### [Consegna]
Prosegui il brano sul takedown di Indymedia, riportato più sotto, a partire dall'ultima frase presente.
**** Brano scelto
Non era quello che intendevo. Non voglio giustificare il takedown, ma
considerarne le possibili motivazioni. E (ammesso che siano le foto la
causa del takedown) mi sembra giusto chiedersi se e' eticamente corretto
che si pubblichino le foto degli agenti, soprattutto visto che molti
utenti di Indy non amerebbero che le proprie facce venissero sbattute in
Rete.

Quando gli organi inquirenti
> indagano devono farlo nell'ambito di precisi paletti che stabiliscono per
> quanto tempo e quali libertà possono infrangere nell'unico obiettivo di
> raccogliere prove che altri valuteranno. Quando si confondono le cose,
> infatti, nascono gli stati di polizia e di confonde legalità con
> legalitarismo. Ne consegue che quand'anche Indymedia fosse accusabile del
> reato ipotizzato non è la gravità presunta di quest'ultimo che può
> autorizzare a travalicare questi paletti.

Concordo. Purtroppo stiamo discutendo di un tema su cui c'e' ancora
troppa nebbia. Sappiamo se i paletti sono stati violati? No, perche'
c'e' il segreto istruttorio.
********
**** Dati archiviati
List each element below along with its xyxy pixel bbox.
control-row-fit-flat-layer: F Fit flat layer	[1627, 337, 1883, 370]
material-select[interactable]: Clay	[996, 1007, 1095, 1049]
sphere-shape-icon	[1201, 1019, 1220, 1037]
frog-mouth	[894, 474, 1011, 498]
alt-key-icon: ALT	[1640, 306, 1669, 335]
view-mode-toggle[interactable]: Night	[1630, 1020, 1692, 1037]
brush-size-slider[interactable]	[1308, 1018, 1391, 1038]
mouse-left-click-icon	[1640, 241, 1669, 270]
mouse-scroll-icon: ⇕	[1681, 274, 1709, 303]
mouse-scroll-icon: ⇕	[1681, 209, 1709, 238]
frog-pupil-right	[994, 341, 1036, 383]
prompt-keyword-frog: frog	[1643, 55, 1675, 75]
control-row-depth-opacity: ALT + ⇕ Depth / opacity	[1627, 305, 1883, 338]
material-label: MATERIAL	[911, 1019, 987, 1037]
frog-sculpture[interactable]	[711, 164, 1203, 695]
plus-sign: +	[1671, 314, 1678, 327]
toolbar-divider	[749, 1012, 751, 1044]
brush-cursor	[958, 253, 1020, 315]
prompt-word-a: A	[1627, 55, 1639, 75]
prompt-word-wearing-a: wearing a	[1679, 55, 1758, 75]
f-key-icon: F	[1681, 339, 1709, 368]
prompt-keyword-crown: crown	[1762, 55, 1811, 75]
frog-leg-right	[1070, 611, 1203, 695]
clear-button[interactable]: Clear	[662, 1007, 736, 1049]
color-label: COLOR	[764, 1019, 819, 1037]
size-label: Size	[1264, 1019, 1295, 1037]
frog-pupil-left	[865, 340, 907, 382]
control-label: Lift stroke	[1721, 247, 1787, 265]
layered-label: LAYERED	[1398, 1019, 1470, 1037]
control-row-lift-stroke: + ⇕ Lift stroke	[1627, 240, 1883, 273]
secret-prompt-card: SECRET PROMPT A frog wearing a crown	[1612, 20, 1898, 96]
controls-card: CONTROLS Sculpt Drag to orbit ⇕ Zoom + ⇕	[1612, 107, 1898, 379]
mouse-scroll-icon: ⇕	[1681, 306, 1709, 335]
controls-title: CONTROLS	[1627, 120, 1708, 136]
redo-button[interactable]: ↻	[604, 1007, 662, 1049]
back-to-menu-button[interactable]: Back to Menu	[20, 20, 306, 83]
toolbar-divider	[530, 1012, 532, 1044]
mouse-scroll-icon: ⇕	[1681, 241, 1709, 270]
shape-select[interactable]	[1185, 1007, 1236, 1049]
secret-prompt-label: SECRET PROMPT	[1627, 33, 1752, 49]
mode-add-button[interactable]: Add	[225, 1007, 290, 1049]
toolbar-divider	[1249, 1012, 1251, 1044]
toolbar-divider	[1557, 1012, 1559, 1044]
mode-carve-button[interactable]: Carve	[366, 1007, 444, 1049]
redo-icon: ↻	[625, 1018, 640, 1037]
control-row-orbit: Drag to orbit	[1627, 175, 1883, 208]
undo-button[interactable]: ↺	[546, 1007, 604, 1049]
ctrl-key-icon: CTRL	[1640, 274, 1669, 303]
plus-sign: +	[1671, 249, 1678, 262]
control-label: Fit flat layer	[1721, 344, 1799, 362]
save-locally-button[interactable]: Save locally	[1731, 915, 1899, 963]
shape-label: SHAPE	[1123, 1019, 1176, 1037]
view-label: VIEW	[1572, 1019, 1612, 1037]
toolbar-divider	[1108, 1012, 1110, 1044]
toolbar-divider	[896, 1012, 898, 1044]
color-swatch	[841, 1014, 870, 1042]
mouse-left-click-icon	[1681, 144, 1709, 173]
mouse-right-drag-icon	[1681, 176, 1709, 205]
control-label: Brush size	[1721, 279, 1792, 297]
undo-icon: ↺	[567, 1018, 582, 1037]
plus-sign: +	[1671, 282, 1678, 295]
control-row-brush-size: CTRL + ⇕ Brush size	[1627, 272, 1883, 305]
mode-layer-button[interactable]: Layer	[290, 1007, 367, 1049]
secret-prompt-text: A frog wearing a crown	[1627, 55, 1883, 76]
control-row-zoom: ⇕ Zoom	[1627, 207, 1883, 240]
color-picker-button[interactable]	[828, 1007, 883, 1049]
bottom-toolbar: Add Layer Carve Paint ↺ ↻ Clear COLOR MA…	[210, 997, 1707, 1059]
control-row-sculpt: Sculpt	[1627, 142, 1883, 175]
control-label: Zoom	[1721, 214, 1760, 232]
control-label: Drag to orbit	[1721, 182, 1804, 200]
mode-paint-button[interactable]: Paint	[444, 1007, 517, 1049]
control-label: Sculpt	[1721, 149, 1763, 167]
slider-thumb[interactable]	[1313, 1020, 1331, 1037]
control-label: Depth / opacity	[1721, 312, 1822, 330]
********
**** Dati archiviati
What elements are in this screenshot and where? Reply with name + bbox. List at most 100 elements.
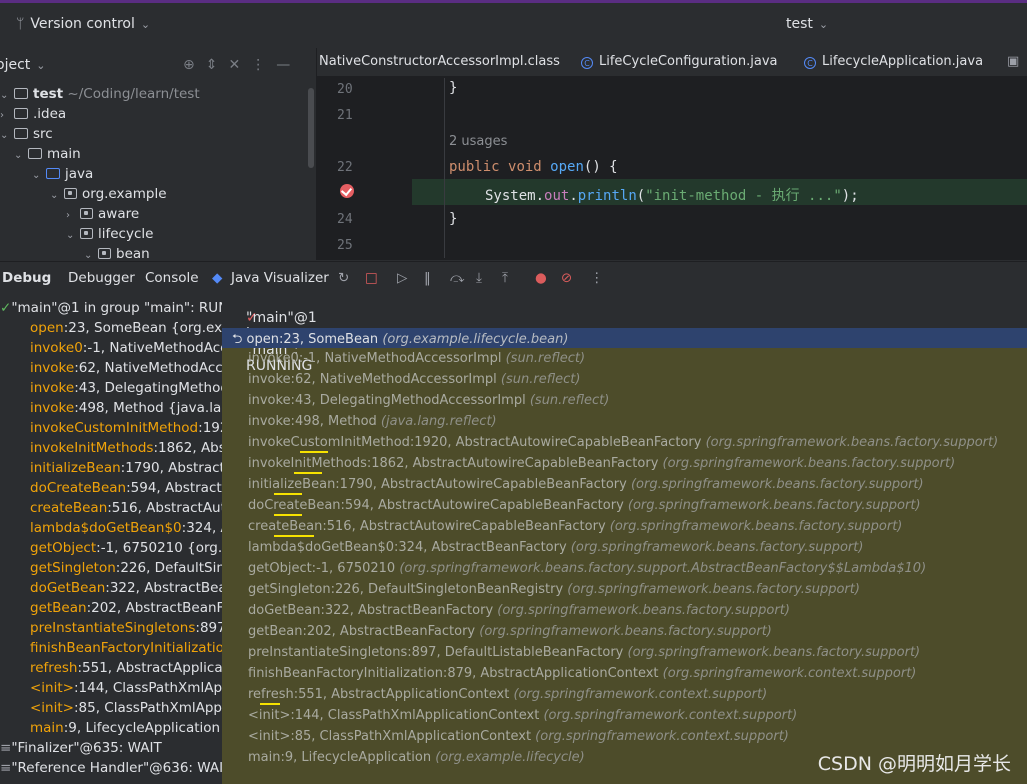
********
### [Soluzione]
>
> Soprattutto se si valuta un fatto ben più centrale che in nessuno dei tuoi
> scritti citi. La magistratura che eventualmente ha chiesto la rogatoria non
> sta indagando *su* indymedia, ma sui soggetti che hanno usato Indymedia per
> veicolare testi oggetti di presunti reati. Infatti sai che il forum di
> Indymedia è aperto e pubblico, chiunque può scriverci.

e' quello che intendevo con "pubblicare o consentire la pubblicazione".
La giustificazione "chiunque puo' scriverci" vale finche' non vieni
avvisato che il tuo sito contiene materiale
offensivo/illegale/inaccettabile postato da chissa' chi. Quando ti
avvisano, e mi risulta che l'avviso ci sia stato, tu come gestore del
sito acquisisci, secondo me, una responsabilita'. Se non secondo legge,
allora secondo etica.

  C'è una bella
> differenza. La stessa per la quale se nella tua seconda newsletter avessi
> deliberatamente fatto girare quelle foto oggetto di presunto reato, sarebbe
> stato grave se la magistratura se la fosse presa con Peacelink che ospita
> la tua newsletter ma, paradossalmente, giustificato dal tuo ragionamento.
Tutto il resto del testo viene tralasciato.